• What is being asked:
Set the records down again. Match every line exactly.

• Given records:
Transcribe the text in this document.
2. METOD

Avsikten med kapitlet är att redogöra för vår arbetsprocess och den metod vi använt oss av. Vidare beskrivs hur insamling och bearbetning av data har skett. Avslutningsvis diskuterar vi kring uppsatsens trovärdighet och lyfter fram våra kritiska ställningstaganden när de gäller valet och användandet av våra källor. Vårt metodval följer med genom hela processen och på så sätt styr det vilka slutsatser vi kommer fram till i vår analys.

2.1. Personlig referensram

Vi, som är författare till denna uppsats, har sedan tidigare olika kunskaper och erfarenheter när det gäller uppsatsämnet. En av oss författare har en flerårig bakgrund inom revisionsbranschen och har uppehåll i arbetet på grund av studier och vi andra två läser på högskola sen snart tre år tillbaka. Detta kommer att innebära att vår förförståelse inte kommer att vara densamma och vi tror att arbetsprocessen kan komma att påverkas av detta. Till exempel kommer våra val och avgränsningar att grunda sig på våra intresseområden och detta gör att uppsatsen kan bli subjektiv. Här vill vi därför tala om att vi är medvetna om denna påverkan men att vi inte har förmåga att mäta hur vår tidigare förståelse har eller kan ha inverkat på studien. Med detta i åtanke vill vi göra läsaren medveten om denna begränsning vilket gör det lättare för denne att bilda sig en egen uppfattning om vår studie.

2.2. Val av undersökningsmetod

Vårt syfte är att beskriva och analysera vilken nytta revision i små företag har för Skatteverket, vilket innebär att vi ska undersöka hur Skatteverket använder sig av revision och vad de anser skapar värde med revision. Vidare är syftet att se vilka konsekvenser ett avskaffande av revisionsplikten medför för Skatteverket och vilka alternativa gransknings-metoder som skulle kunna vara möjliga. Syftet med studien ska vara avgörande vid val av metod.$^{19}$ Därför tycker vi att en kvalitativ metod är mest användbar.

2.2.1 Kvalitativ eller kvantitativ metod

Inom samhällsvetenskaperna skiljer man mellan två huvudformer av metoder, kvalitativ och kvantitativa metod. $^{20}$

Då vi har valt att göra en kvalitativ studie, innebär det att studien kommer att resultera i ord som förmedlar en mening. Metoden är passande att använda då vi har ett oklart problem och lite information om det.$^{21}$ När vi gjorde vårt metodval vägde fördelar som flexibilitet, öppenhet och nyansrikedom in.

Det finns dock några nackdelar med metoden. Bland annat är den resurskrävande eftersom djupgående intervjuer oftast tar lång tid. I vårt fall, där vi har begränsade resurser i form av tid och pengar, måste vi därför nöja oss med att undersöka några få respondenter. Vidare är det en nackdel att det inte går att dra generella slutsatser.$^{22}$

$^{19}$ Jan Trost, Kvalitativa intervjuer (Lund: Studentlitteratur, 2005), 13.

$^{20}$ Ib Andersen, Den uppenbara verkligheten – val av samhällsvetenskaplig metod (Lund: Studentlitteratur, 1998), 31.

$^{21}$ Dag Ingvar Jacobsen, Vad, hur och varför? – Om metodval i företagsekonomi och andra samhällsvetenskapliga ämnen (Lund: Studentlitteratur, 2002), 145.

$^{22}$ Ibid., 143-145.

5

• The answer:
Transcribe the text in this document.
2. METOD

Avsikten med kapitlet är att redogöra för vår arbetsprocess och den metod vi använt oss av. Vidare beskrivs hur insamling och bearbetning av data har skett. Avslutningsvis diskuterar vi kring uppsatsens trovärdighet och lyfter fram våra kritiska ställningstaganden när de gäller valet och användandet av våra källor. Vårt metodval följer med genom hela processen och på så sätt styr det vilka slutsatser vi kommer fram till i vår analys.

2.1. Personlig referensram

Vi, som är författare till denna uppsats, har sedan tidigare olika kunskaper och erfarenheter när det gäller uppsatsämnet. En av oss författare har en flerårig bakgrund inom revisionsbranschen och har uppehåll i arbetet på grund av studier och vi andra två läser på högskola sen snart tre år tillbaka. Detta kommer att innebära att vår förförståelse inte kommer att vara densamma och vi tror att arbetsprocessen kan komma att påverkas av detta. Till exempel kommer våra val och avgränsningar att grunda sig på våra intresseområden och detta gör att uppsatsen kan bli subjektiv. Här vill vi därför tala om att vi är medvetna om denna påverkan men att vi inte har förmåga att mäta hur vår tidigare förståelse har eller kan ha inverkat på studien. Med detta i åtanke vill vi göra läsaren medveten om denna begränsning vilket gör det lättare för denne att bilda sig en egen uppfattning om vår studie.

2.2. Val av undersökningsmetod

Vårt syfte är att beskriva och analysera vilken nytta revision i små företag har för Skatteverket, vilket innebär att vi ska undersöka hur Skatteverket använder sig av revision och vad de anser skapar värde med revision. Vidare är syftet att se vilka konsekvenser ett avskaffande av revisionsplikten medför för Skatteverket och vilka alternativa gransknings-metoder som skulle kunna vara möjliga. Syftet med studien ska vara avgörande vid val av metod.$^{19}$ Därför tycker vi att en kvalitativ metod är mest användbar.

2.2.1 Kvalitativ eller kvantitativ metod

Inom samhällsvetenskaperna skiljer man mellan två huvudformer av metoder, kvalitativ och kvantitativa metod. $^{20}$

Då vi har valt att göra en kvalitativ studie, innebär det att studien kommer att resultera i ord som förmedlar en mening. Metoden är passande att använda då vi har ett oklart problem och lite information om det.$^{21}$ När vi gjorde vårt metodval vägde fördelar som flexibilitet, öppenhet och nyansrikedom in.

Det finns dock några nackdelar med metoden. Bland annat är den resurskrävande eftersom djupgående intervjuer oftast tar lång tid. I vårt fall, där vi har begränsade resurser i form av tid och pengar, måste vi därför nöja oss med att undersöka några få respondenter. Vidare är det en nackdel att det inte går att dra generella slutsatser.$^{22}$

$^{19}$ Jan Trost, Kvalitativa intervjuer (Lund: Studentlitteratur, 2005), 13.

$^{20}$ Ib Andersen, Den uppenbara verkligheten – val av samhällsvetenskaplig metod (Lund: Studentlitteratur, 1998), 31.

$^{21}$ Dag Ingvar Jacobsen, Vad, hur och varför? – Om metodval i företagsekonomi och andra samhällsvetenskapliga ämnen (Lund: Studentlitteratur, 2002), 145.

$^{22}$ Ibid., 143-145.

5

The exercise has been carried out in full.